:: Records for processing

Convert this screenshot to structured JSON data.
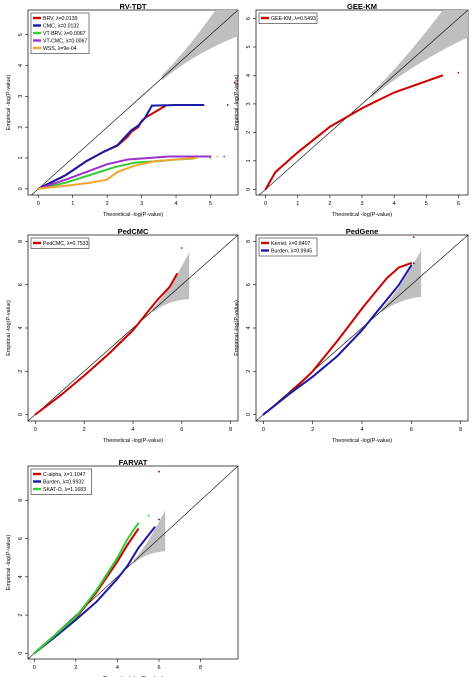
{
  "chart_data": [
    {
      "type": "scatter",
      "title": "RV-TDT",
      "xlabel": "Theoretical -log(P-value)",
      "ylabel": "Empirical -log(P-value)",
      "xlim": [
        -0.3,
        5.8
      ],
      "ylim": [
        -0.2,
        5.8
      ],
      "xticks": [
        "0",
        "1",
        "2",
        "3",
        "4",
        "5"
      ],
      "yticks": [
        "0",
        "1",
        "2",
        "3",
        "4",
        "5"
      ],
      "legend_position": "top-left",
      "series": [
        {
          "name": "BRV, λ=0.0139",
          "color": "#cc0000",
          "points": [
            [
              0,
              0
            ],
            [
              0.8,
              0.45
            ],
            [
              1.4,
              0.9
            ],
            [
              1.9,
              1.2
            ],
            [
              2.3,
              1.4
            ],
            [
              2.6,
              1.7
            ],
            [
              2.7,
              1.85
            ],
            [
              2.9,
              2.0
            ],
            [
              3.0,
              2.2
            ],
            [
              3.1,
              2.3
            ],
            [
              3.7,
              2.7
            ],
            [
              5.7,
              3.45
            ]
          ]
        },
        {
          "name": "CMC, λ=0.0132",
          "color": "#1a1aa6",
          "points": [
            [
              0,
              0
            ],
            [
              0.8,
              0.45
            ],
            [
              1.4,
              0.9
            ],
            [
              1.9,
              1.2
            ],
            [
              2.3,
              1.42
            ],
            [
              2.7,
              1.9
            ],
            [
              2.9,
              2.05
            ],
            [
              3.1,
              2.3
            ],
            [
              3.3,
              2.7
            ],
            [
              4.0,
              2.72
            ],
            [
              4.8,
              2.72
            ],
            [
              5.5,
              2.72
            ]
          ]
        },
        {
          "name": "VT-BRV, λ=0.0067",
          "color": "#33cc33",
          "points": [
            [
              0,
              0
            ],
            [
              0.8,
              0.2
            ],
            [
              1.5,
              0.45
            ],
            [
              2.2,
              0.7
            ],
            [
              2.8,
              0.85
            ],
            [
              3.5,
              0.9
            ],
            [
              4.0,
              0.95
            ],
            [
              4.5,
              0.98
            ],
            [
              5.0,
              1.0
            ]
          ]
        },
        {
          "name": "VT-CMC, λ=0.0067",
          "color": "#9933cc",
          "points": [
            [
              0,
              0
            ],
            [
              0.8,
              0.3
            ],
            [
              1.4,
              0.55
            ],
            [
              2.0,
              0.8
            ],
            [
              2.6,
              0.95
            ],
            [
              3.2,
              1.0
            ],
            [
              3.8,
              1.05
            ],
            [
              4.4,
              1.05
            ],
            [
              5.0,
              1.05
            ],
            [
              5.4,
              1.05
            ]
          ]
        },
        {
          "name": "WSS, λ=9e-04",
          "color": "#f2a630",
          "points": [
            [
              0,
              0
            ],
            [
              0.8,
              0.1
            ],
            [
              1.5,
              0.2
            ],
            [
              2.0,
              0.3
            ],
            [
              2.3,
              0.55
            ],
            [
              2.8,
              0.75
            ],
            [
              3.4,
              0.9
            ],
            [
              4.0,
              0.95
            ],
            [
              4.6,
              1.0
            ],
            [
              5.2,
              1.05
            ]
          ]
        }
      ]
    },
    {
      "type": "scatter",
      "title": "GEE-KM",
      "xlabel": "Theoretical -log(P-value)",
      "ylabel": "Empirical -log(P-value)",
      "xlim": [
        -0.3,
        6.3
      ],
      "ylim": [
        -0.2,
        6.3
      ],
      "xticks": [
        "0",
        "1",
        "2",
        "3",
        "4",
        "5",
        "6"
      ],
      "yticks": [
        "0",
        "1",
        "2",
        "3",
        "4",
        "5",
        "6"
      ],
      "legend_position": "top-left",
      "series": [
        {
          "name": "GEE-KM, λ=0.5493",
          "color": "#cc0000",
          "points": [
            [
              0,
              0
            ],
            [
              0.3,
              0.6
            ],
            [
              1.0,
              1.3
            ],
            [
              2.0,
              2.2
            ],
            [
              3.0,
              2.85
            ],
            [
              4.0,
              3.4
            ],
            [
              5.0,
              3.8
            ],
            [
              5.5,
              4.0
            ],
            [
              6.0,
              4.1
            ]
          ]
        }
      ]
    },
    {
      "type": "scatter",
      "title": "PedCMC",
      "xlabel": "Theoretical -log(P-value)",
      "ylabel": "Empirical -log(P-value)",
      "xlim": [
        -0.3,
        8.3
      ],
      "ylim": [
        -0.3,
        8.3
      ],
      "xticks": [
        "0",
        "2",
        "4",
        "6",
        "8"
      ],
      "yticks": [
        "0",
        "2",
        "4",
        "6",
        "8"
      ],
      "legend_position": "top-left",
      "series": [
        {
          "name": "PedCMC, λ=0.7533",
          "color": "#cc0000",
          "points": [
            [
              0,
              0
            ],
            [
              1,
              0.85
            ],
            [
              2,
              1.8
            ],
            [
              3,
              2.8
            ],
            [
              4,
              3.9
            ],
            [
              4.5,
              4.6
            ],
            [
              5,
              5.3
            ],
            [
              5.5,
              5.9
            ],
            [
              5.8,
              6.5
            ],
            [
              6.0,
              7.7
            ]
          ]
        }
      ]
    },
    {
      "type": "scatter",
      "title": "PedGene",
      "xlabel": "Theoretical -log(P-value)",
      "ylabel": "Empirical -log(P-value)",
      "xlim": [
        -0.3,
        8.3
      ],
      "ylim": [
        -0.3,
        8.3
      ],
      "xticks": [
        "0",
        "2",
        "4",
        "6",
        "8"
      ],
      "yticks": [
        "0",
        "2",
        "4",
        "6",
        "8"
      ],
      "legend_position": "top-left",
      "series": [
        {
          "name": "Kernel, λ=0.8407",
          "color": "#cc0000",
          "points": [
            [
              0,
              0
            ],
            [
              1,
              0.9
            ],
            [
              2,
              2.0
            ],
            [
              3,
              3.4
            ],
            [
              4,
              4.9
            ],
            [
              4.5,
              5.6
            ],
            [
              5,
              6.3
            ],
            [
              5.5,
              6.8
            ],
            [
              6.0,
              7.0
            ],
            [
              6.1,
              8.2
            ]
          ]
        },
        {
          "name": "Burden, λ=0.9945",
          "color": "#1a1aa6",
          "points": [
            [
              0,
              0
            ],
            [
              1,
              0.9
            ],
            [
              2,
              1.75
            ],
            [
              3,
              2.7
            ],
            [
              4,
              3.9
            ],
            [
              4.5,
              4.6
            ],
            [
              5,
              5.3
            ],
            [
              5.5,
              6.0
            ],
            [
              6.0,
              6.9
            ],
            [
              6.1,
              7.0
            ]
          ]
        }
      ]
    },
    {
      "type": "scatter",
      "title": "FARVAT",
      "xlabel": "Theoretical -log(P-value)",
      "ylabel": "Empirical -log(P-value)",
      "xlim": [
        -0.3,
        9.8
      ],
      "ylim": [
        -0.3,
        9.8
      ],
      "xticks": [
        "0",
        "2",
        "4",
        "6",
        "8"
      ],
      "yticks": [
        "0",
        "2",
        "4",
        "6",
        "8"
      ],
      "legend_position": "top-left",
      "series": [
        {
          "name": "C-alpha, λ=1.1047",
          "color": "#cc0000",
          "points": [
            [
              0,
              0
            ],
            [
              1,
              0.95
            ],
            [
              2,
              1.85
            ],
            [
              3,
              3.2
            ],
            [
              4,
              4.8
            ],
            [
              4.5,
              5.7
            ],
            [
              5,
              6.5
            ],
            [
              6.0,
              9.5
            ]
          ]
        },
        {
          "name": "Burden, λ=0.9932",
          "color": "#1a1aa6",
          "points": [
            [
              0,
              0
            ],
            [
              1,
              0.85
            ],
            [
              2,
              1.75
            ],
            [
              3,
              2.7
            ],
            [
              4,
              3.9
            ],
            [
              4.5,
              4.6
            ],
            [
              5,
              5.5
            ],
            [
              5.8,
              6.6
            ],
            [
              6.0,
              7.0
            ]
          ]
        },
        {
          "name": "SKAT-O, λ=1.1683",
          "color": "#33cc33",
          "points": [
            [
              0,
              0
            ],
            [
              1,
              0.95
            ],
            [
              2,
              1.9
            ],
            [
              3,
              3.3
            ],
            [
              4,
              5.0
            ],
            [
              4.5,
              6.0
            ],
            [
              5,
              6.8
            ],
            [
              5.5,
              7.2
            ]
          ]
        }
      ]
    }
  ]
}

::::

| Your task |
Copy every line of the listing containing the string "name".

| Task result |
          "name": "BRV, λ=0.0139",
          "name": "CMC, λ=0.0132",
          "name": "VT-BRV, λ=0.0067",
          "name": "VT-CMC, λ=0.0067",
          "name": "WSS, λ=9e-04",
          "name": "GEE-KM, λ=0.5493",
          "name": "PedCMC, λ=0.7533",
          "name": "Kernel, λ=0.8407",
          "name": "Burden, λ=0.9945",
          "name": "C-alpha, λ=1.1047",
          "name": "Burden, λ=0.9932",
          "name": "SKAT-O, λ=1.1683",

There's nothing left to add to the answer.